### REQUEST
Please copy the following lines word for word, beginning at the line that contains "url-text: http://ics2o.mths.ca (289, 5, 402, 19)" and stopping after the line that contains "page-heading: Game end (67, 58, 124, 72)".

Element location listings
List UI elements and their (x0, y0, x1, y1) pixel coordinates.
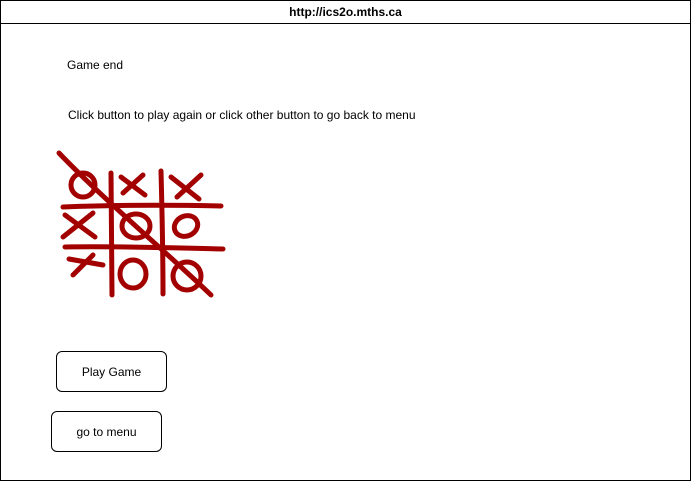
url-text: http://ics2o.mths.ca (289, 5, 402, 19)
url-bar: http://ics2o.mths.ca (1, 1, 690, 24)
tic-tac-toe-image (53, 149, 229, 301)
tic-tac-toe-board-icon (56, 150, 226, 298)
play-game-button[interactable]: Play Game (56, 351, 167, 392)
go-to-menu-button[interactable]: go to menu (51, 411, 162, 452)
page-heading: Game end (67, 58, 124, 72)
instructions-text: Click button to play again or click othe… (68, 108, 416, 122)
browser-window: http://ics2o.mths.ca Game end Click butt… (0, 0, 691, 481)
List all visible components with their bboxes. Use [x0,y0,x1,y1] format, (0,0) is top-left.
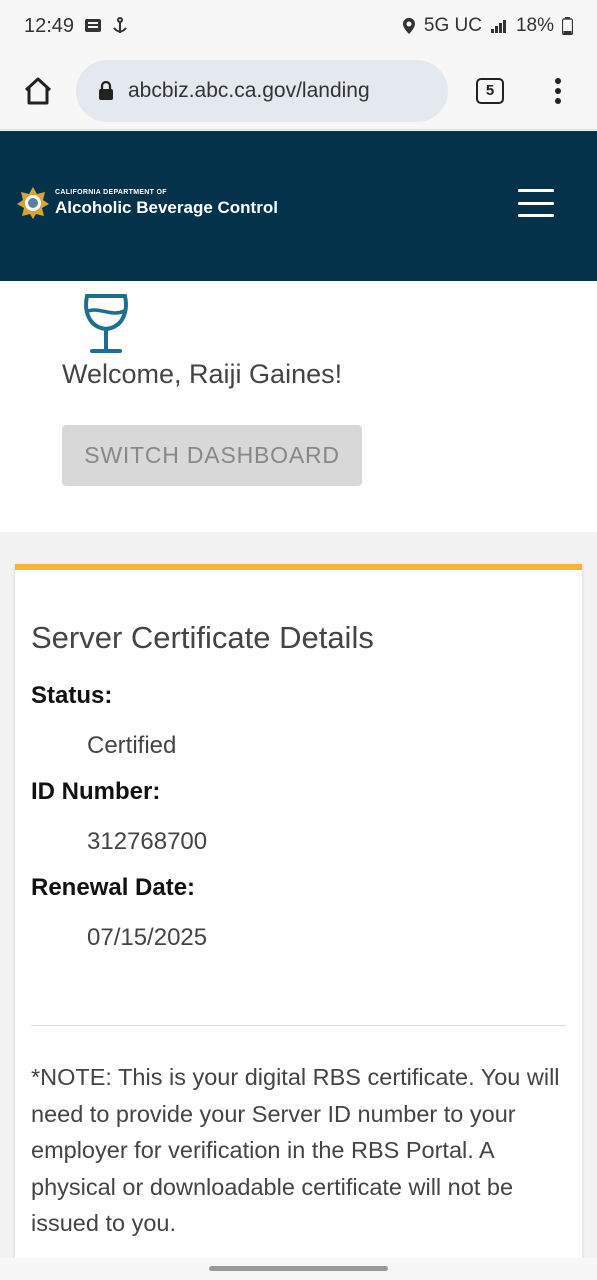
more-vert-icon [555,77,561,104]
menu-line [518,201,554,205]
anchor-icon [113,17,127,33]
card-title: Server Certificate Details [31,620,374,655]
battery-icon [562,17,573,35]
home-icon [24,77,52,104]
menu-line [518,214,554,217]
switch-dashboard-button[interactable]: SWITCH DASHBOARD [62,425,362,486]
tab-switcher-button[interactable]: 5 [452,52,528,130]
renewal-date-value: 07/15/2025 [87,924,208,951]
status-bar: 12:49 5G UC 18% [0,0,597,52]
signal-icon [490,20,506,33]
menu-button[interactable] [518,189,554,217]
id-number-label: ID Number: [31,778,161,805]
wine-glass-icon [84,294,128,353]
home-button[interactable] [0,52,76,130]
lock-icon [99,80,113,100]
status-time: 12:49 [24,14,75,37]
dept-name: Alcoholic Beverage Control [55,197,278,217]
battery-label: 18% [515,15,554,36]
certificate-card: Server Certificate Details Status: Certi… [15,564,582,1264]
renewal-date-label: Renewal Date: [31,874,196,901]
welcome-greeting: Welcome, Raiji Gaines! [62,359,343,389]
status-value: Certified [87,732,177,759]
status-label: Status: [31,682,113,709]
browser-menu-button[interactable] [528,52,588,130]
gesture-handle[interactable] [209,1266,388,1271]
site-header: CALIFORNIA DEPARTMENT OF Alcoholic Bever… [0,131,597,281]
divider [31,1025,566,1026]
tab-count: 5 [476,77,504,104]
navigation-bar [0,1258,597,1280]
url-text: abcbiz.abc.ca.gov/landing [128,78,370,102]
message-icon [85,19,102,32]
abc-logo-link[interactable]: CALIFORNIA DEPARTMENT OF Alcoholic Bever… [16,186,278,220]
network-label: 5G UC [423,15,482,36]
location-icon [402,18,415,34]
welcome-section: Welcome, Raiji Gaines! SWITCH DASHBOARD [0,281,597,532]
url-field[interactable]: abcbiz.abc.ca.gov/landing [76,59,448,122]
badge-icon [17,187,49,219]
certificate-note: *NOTE: This is your digital RBS certific… [31,1064,560,1236]
id-number-value: 312768700 [87,828,208,855]
browser-toolbar: abcbiz.abc.ca.gov/landing 5 [0,52,597,130]
menu-line [518,189,554,192]
dept-small-label: CALIFORNIA DEPARTMENT OF [55,188,167,196]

### TASK SOLUTION
url-text: http://ics2o.mths.ca (289, 5, 402, 19)
url-bar: http://ics2o.mths.ca (1, 1, 690, 24)
tic-tac-toe-image (53, 149, 229, 301)
tic-tac-toe-board-icon (56, 150, 226, 298)
play-game-button[interactable]: Play Game (56, 351, 167, 392)
go-to-menu-button[interactable]: go to menu (51, 411, 162, 452)
page-heading: Game end (67, 58, 124, 72)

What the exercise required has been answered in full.